▶ _Requirements_: What is the number of lines in the data holding the word "Muito"? Give that number by itself.

▶ _Records provided_:
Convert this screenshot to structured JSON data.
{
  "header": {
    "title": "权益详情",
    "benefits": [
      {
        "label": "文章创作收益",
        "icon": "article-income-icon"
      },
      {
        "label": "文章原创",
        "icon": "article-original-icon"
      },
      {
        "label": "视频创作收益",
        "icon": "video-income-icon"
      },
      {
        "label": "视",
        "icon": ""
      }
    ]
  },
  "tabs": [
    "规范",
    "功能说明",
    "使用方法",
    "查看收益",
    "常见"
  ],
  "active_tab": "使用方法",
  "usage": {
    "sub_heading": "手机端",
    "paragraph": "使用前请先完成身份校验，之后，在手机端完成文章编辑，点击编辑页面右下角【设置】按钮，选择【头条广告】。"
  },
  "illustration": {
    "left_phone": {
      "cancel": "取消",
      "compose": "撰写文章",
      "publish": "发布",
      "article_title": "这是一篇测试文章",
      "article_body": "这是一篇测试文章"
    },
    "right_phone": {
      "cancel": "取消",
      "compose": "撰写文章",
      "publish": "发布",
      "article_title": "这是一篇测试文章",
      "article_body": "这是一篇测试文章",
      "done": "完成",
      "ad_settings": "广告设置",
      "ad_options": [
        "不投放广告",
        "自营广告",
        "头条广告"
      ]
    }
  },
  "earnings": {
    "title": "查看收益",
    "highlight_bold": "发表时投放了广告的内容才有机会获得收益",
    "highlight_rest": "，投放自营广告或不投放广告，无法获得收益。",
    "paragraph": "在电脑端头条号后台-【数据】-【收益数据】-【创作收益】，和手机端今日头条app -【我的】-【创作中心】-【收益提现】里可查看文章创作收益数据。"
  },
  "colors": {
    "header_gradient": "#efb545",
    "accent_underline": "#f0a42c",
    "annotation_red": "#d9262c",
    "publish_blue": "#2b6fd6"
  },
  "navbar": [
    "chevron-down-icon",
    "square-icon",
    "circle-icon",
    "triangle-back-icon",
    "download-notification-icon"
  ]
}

==

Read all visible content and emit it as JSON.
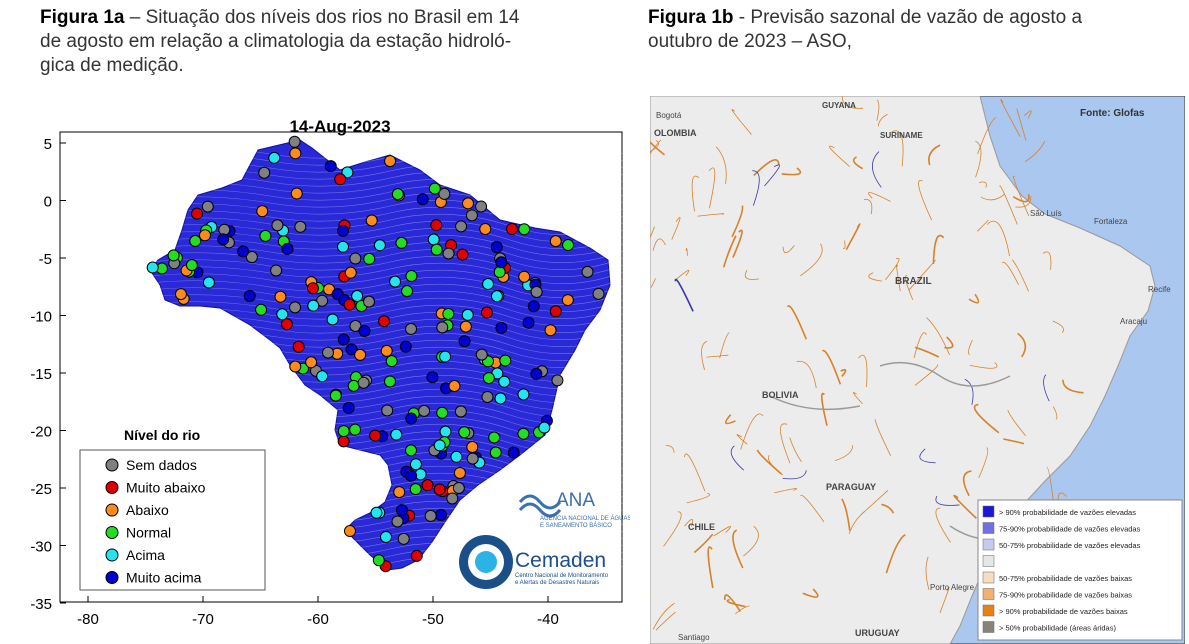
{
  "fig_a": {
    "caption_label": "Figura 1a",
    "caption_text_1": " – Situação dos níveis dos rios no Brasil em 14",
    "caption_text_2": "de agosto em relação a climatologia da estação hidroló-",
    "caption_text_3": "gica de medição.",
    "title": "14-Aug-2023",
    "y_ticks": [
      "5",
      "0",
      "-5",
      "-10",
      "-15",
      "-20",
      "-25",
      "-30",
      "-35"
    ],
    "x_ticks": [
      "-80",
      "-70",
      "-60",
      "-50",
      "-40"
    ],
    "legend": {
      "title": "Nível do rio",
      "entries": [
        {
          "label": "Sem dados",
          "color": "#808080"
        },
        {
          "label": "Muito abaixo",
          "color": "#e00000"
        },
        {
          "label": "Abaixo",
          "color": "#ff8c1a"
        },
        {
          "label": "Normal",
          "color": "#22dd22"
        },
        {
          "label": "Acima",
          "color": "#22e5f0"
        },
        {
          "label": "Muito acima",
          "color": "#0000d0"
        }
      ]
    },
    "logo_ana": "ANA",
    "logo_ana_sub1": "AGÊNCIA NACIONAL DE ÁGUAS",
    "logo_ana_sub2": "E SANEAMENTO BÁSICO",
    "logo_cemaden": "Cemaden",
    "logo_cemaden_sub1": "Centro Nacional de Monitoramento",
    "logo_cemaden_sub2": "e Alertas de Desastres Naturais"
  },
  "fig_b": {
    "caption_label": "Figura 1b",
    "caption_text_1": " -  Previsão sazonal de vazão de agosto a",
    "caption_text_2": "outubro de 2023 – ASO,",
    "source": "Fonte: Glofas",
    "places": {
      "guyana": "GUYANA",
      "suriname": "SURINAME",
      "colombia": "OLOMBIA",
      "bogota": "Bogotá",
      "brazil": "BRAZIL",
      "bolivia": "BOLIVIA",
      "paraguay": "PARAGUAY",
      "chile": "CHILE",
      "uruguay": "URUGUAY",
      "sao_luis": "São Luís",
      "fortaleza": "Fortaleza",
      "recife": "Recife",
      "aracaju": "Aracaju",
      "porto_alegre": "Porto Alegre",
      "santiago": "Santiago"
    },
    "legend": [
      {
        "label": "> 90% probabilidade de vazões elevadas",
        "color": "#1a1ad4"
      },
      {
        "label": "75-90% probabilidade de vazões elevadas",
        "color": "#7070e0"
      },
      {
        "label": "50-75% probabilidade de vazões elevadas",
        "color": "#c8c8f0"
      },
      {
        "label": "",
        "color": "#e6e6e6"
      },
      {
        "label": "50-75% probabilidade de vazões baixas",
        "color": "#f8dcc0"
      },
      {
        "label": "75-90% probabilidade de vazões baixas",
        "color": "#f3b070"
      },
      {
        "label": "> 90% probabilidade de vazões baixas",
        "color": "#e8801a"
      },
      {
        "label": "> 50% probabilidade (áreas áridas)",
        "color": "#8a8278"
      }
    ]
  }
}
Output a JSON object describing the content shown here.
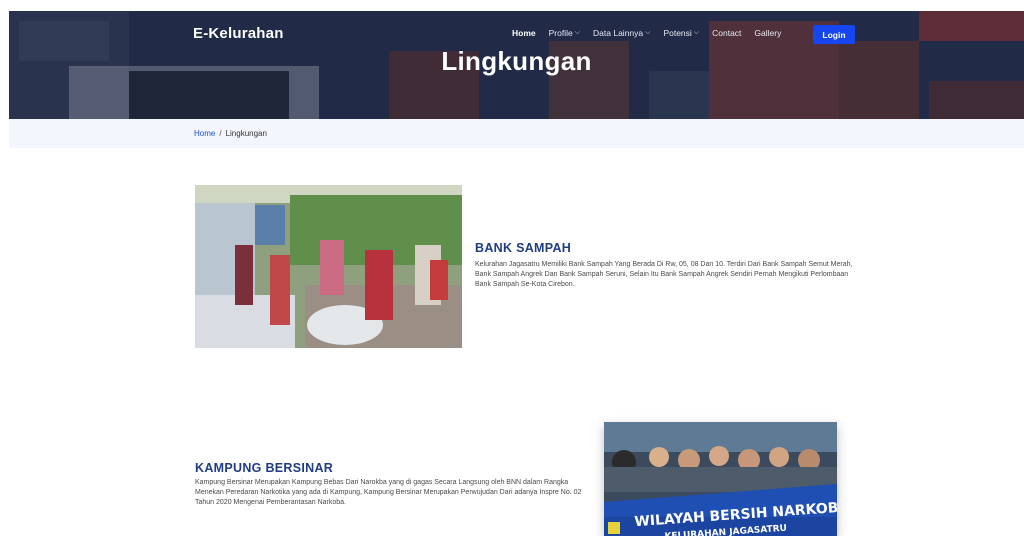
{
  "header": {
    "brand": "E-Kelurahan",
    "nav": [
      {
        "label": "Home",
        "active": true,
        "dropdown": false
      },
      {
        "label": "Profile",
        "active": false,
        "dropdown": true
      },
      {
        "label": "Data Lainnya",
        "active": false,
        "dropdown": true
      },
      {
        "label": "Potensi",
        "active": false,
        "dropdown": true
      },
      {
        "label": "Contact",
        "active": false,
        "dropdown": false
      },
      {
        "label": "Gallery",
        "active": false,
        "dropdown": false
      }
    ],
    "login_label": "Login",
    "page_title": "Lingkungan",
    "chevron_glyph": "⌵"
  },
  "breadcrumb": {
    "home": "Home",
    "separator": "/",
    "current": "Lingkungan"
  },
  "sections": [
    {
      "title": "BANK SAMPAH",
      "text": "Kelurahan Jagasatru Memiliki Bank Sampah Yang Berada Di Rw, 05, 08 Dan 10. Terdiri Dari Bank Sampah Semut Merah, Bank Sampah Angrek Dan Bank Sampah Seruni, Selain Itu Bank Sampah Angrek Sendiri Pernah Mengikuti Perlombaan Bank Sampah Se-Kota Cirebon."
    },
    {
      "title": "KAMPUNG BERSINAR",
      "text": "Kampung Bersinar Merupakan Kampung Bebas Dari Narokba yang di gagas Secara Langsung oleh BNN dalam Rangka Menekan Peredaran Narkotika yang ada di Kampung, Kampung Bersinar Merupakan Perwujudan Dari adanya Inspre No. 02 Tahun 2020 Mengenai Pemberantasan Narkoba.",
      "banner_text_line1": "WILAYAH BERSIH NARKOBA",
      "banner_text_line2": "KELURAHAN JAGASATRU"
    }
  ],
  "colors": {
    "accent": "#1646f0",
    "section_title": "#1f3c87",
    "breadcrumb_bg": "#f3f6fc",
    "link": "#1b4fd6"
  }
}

▶ _Response_: 2